■ The input:
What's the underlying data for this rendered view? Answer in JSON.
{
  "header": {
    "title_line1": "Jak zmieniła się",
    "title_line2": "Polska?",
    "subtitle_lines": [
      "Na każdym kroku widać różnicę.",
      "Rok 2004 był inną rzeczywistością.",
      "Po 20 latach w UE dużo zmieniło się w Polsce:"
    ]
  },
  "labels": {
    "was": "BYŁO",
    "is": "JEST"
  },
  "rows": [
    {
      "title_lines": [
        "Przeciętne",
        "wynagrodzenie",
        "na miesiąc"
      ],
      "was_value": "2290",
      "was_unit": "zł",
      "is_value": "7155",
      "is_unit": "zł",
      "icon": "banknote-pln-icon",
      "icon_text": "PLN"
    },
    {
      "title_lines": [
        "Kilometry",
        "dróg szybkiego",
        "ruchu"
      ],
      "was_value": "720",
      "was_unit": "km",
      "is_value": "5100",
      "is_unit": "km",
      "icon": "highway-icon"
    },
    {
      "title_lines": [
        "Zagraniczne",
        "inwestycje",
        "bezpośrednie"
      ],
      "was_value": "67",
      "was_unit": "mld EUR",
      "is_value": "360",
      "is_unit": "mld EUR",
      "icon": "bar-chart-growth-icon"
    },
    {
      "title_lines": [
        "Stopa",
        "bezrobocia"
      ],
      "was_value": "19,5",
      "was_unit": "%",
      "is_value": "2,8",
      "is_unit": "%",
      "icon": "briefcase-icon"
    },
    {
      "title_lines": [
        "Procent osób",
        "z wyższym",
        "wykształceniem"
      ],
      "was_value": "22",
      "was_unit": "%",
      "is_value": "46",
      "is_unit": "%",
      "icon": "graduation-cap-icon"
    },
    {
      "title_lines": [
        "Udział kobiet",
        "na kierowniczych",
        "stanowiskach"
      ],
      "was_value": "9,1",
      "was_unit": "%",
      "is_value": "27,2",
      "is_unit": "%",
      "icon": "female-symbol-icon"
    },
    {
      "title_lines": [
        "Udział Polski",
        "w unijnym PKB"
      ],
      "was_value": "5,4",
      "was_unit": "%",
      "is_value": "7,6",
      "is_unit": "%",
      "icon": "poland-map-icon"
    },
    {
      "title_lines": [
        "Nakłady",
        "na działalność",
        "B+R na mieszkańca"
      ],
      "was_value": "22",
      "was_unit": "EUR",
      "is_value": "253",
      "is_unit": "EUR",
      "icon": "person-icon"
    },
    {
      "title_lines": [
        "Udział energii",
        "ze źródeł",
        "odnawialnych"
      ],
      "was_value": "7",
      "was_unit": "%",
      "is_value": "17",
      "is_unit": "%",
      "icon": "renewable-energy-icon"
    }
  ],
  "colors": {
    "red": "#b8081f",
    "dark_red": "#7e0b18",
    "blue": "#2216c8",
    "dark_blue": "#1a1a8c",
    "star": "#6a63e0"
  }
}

■ Work to complete:
Return the material in full, exactly as shown.

■ Solution:
What's the underlying data for this rendered view? Answer in JSON.
{
  "header": {
    "title_line1": "Jak zmieniła się",
    "title_line2": "Polska?",
    "subtitle_lines": [
      "Na każdym kroku widać różnicę.",
      "Rok 2004 był inną rzeczywistością.",
      "Po 20 latach w UE dużo zmieniło się w Polsce:"
    ]
  },
  "labels": {
    "was": "BYŁO",
    "is": "JEST"
  },
  "rows": [
    {
      "title_lines": [
        "Przeciętne",
        "wynagrodzenie",
        "na miesiąc"
      ],
      "was_value": "2290",
      "was_unit": "zł",
      "is_value": "7155",
      "is_unit": "zł",
      "icon": "banknote-pln-icon",
      "icon_text": "PLN"
    },
    {
      "title_lines": [
        "Kilometry",
        "dróg szybkiego",
        "ruchu"
      ],
      "was_value": "720",
      "was_unit": "km",
      "is_value": "5100",
      "is_unit": "km",
      "icon": "highway-icon"
    },
    {
      "title_lines": [
        "Zagraniczne",
        "inwestycje",
        "bezpośrednie"
      ],
      "was_value": "67",
      "was_unit": "mld EUR",
      "is_value": "360",
      "is_unit": "mld EUR",
      "icon": "bar-chart-growth-icon"
    },
    {
      "title_lines": [
        "Stopa",
        "bezrobocia"
      ],
      "was_value": "19,5",
      "was_unit": "%",
      "is_value": "2,8",
      "is_unit": "%",
      "icon": "briefcase-icon"
    },
    {
      "title_lines": [
        "Procent osób",
        "z wyższym",
        "wykształceniem"
      ],
      "was_value": "22",
      "was_unit": "%",
      "is_value": "46",
      "is_unit": "%",
      "icon": "graduation-cap-icon"
    },
    {
      "title_lines": [
        "Udział kobiet",
        "na kierowniczych",
        "stanowiskach"
      ],
      "was_value": "9,1",
      "was_unit": "%",
      "is_value": "27,2",
      "is_unit": "%",
      "icon": "female-symbol-icon"
    },
    {
      "title_lines": [
        "Udział Polski",
        "w unijnym PKB"
      ],
      "was_value": "5,4",
      "was_unit": "%",
      "is_value": "7,6",
      "is_unit": "%",
      "icon": "poland-map-icon"
    },
    {
      "title_lines": [
        "Nakłady",
        "na działalność",
        "B+R na mieszkańca"
      ],
      "was_value": "22",
      "was_unit": "EUR",
      "is_value": "253",
      "is_unit": "EUR",
      "icon": "person-icon"
    },
    {
      "title_lines": [
        "Udział energii",
        "ze źródeł",
        "odnawialnych"
      ],
      "was_value": "7",
      "was_unit": "%",
      "is_value": "17",
      "is_unit": "%",
      "icon": "renewable-energy-icon"
    }
  ],
  "colors": {
    "red": "#b8081f",
    "dark_red": "#7e0b18",
    "blue": "#2216c8",
    "dark_blue": "#1a1a8c",
    "star": "#6a63e0"
  }
}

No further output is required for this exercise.